Data section =>
______
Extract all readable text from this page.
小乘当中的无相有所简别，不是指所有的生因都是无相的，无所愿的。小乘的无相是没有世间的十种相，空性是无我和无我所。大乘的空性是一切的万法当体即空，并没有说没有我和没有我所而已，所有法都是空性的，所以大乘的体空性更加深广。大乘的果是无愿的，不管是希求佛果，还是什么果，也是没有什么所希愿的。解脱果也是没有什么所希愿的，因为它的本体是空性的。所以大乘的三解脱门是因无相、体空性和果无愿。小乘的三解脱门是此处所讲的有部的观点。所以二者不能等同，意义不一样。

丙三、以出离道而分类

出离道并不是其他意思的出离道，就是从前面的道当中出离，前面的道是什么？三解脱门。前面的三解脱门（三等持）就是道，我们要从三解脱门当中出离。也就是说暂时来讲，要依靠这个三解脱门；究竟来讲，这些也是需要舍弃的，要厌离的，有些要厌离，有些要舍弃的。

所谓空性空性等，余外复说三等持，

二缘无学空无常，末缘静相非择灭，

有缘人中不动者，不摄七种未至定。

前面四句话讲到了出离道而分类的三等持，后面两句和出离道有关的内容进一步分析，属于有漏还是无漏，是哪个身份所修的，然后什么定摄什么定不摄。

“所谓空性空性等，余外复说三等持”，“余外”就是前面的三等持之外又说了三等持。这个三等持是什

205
______
Work to be completed => Find the word "所谓空性空性等" in the entries above and gather every line that holds it.

Exercise output =>
所谓空性空性等，余外复说三等持，
“所谓空性空性等，余外复说三等持”，“余外”就是前面的三等持之外又说了三等持。这个三等持是什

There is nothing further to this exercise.